▸ Records:
──────────

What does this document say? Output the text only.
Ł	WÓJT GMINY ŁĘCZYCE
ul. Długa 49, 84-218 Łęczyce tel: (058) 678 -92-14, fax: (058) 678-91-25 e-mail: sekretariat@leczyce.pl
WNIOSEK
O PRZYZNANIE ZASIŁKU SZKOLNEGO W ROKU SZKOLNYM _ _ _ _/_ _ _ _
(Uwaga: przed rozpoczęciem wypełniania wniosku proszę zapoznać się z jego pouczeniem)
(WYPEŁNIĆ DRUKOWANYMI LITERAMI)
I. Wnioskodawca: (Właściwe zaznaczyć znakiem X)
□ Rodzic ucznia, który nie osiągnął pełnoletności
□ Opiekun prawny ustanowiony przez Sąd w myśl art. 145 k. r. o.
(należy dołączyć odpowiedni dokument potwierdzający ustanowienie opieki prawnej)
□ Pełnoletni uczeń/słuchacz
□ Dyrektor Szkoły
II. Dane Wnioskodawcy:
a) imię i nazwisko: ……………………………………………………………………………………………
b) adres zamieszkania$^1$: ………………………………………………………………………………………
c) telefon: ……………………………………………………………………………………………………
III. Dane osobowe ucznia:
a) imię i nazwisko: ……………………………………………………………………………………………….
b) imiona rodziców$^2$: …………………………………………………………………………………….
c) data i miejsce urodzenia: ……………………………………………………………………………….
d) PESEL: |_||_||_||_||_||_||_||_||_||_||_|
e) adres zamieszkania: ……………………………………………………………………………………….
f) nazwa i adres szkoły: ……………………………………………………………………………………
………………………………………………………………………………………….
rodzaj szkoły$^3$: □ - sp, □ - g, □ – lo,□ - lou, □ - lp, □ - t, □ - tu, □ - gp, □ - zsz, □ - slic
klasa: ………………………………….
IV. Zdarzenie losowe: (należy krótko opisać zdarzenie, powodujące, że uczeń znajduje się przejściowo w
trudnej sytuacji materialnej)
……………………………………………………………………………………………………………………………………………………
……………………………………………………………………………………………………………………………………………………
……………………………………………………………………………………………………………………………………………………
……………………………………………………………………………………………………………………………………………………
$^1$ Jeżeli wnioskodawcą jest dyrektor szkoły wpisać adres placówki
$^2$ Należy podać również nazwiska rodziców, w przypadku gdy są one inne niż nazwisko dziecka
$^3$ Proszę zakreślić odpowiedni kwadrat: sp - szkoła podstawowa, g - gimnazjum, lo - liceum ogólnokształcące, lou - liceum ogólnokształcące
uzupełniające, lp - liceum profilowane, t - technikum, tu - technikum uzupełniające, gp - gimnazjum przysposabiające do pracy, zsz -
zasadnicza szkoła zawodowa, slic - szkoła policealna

──────────

Reproduce every entry shown above, precisely as it stands.

What does this document say? Output the text only.
Ł	WÓJT GMINY ŁĘCZYCE
ul. Długa 49, 84-218 Łęczyce tel: (058) 678 -92-14, fax: (058) 678-91-25 e-mail: sekretariat@leczyce.pl
WNIOSEK
O PRZYZNANIE ZASIŁKU SZKOLNEGO W ROKU SZKOLNYM _ _ _ _/_ _ _ _
(Uwaga: przed rozpoczęciem wypełniania wniosku proszę zapoznać się z jego pouczeniem)
(WYPEŁNIĆ DRUKOWANYMI LITERAMI)
I. Wnioskodawca: (Właściwe zaznaczyć znakiem X)
□ Rodzic ucznia, który nie osiągnął pełnoletności
□ Opiekun prawny ustanowiony przez Sąd w myśl art. 145 k. r. o.
(należy dołączyć odpowiedni dokument potwierdzający ustanowienie opieki prawnej)
□ Pełnoletni uczeń/słuchacz
□ Dyrektor Szkoły
II. Dane Wnioskodawcy:
a) imię i nazwisko: ……………………………………………………………………………………………
b) adres zamieszkania$^1$: ………………………………………………………………………………………
c) telefon: ……………………………………………………………………………………………………
III. Dane osobowe ucznia:
a) imię i nazwisko: ……………………………………………………………………………………………….
b) imiona rodziców$^2$: …………………………………………………………………………………….
c) data i miejsce urodzenia: ……………………………………………………………………………….
d) PESEL: |_||_||_||_||_||_||_||_||_||_||_|
e) adres zamieszkania: ……………………………………………………………………………………….
f) nazwa i adres szkoły: ……………………………………………………………………………………
………………………………………………………………………………………….
rodzaj szkoły$^3$: □ - sp, □ - g, □ – lo,□ - lou, □ - lp, □ - t, □ - tu, □ - gp, □ - zsz, □ - slic
klasa: ………………………………….
IV. Zdarzenie losowe: (należy krótko opisać zdarzenie, powodujące, że uczeń znajduje się przejściowo w
trudnej sytuacji materialnej)
……………………………………………………………………………………………………………………………………………………
……………………………………………………………………………………………………………………………………………………
……………………………………………………………………………………………………………………………………………………
……………………………………………………………………………………………………………………………………………………
$^1$ Jeżeli wnioskodawcą jest dyrektor szkoły wpisać adres placówki
$^2$ Należy podać również nazwiska rodziców, w przypadku gdy są one inne niż nazwisko dziecka
$^3$ Proszę zakreślić odpowiedni kwadrat: sp - szkoła podstawowa, g - gimnazjum, lo - liceum ogólnokształcące, lou - liceum ogólnokształcące
uzupełniające, lp - liceum profilowane, t - technikum, tu - technikum uzupełniające, gp - gimnazjum przysposabiające do pracy, zsz -
zasadnicza szkoła zawodowa, slic - szkoła policealna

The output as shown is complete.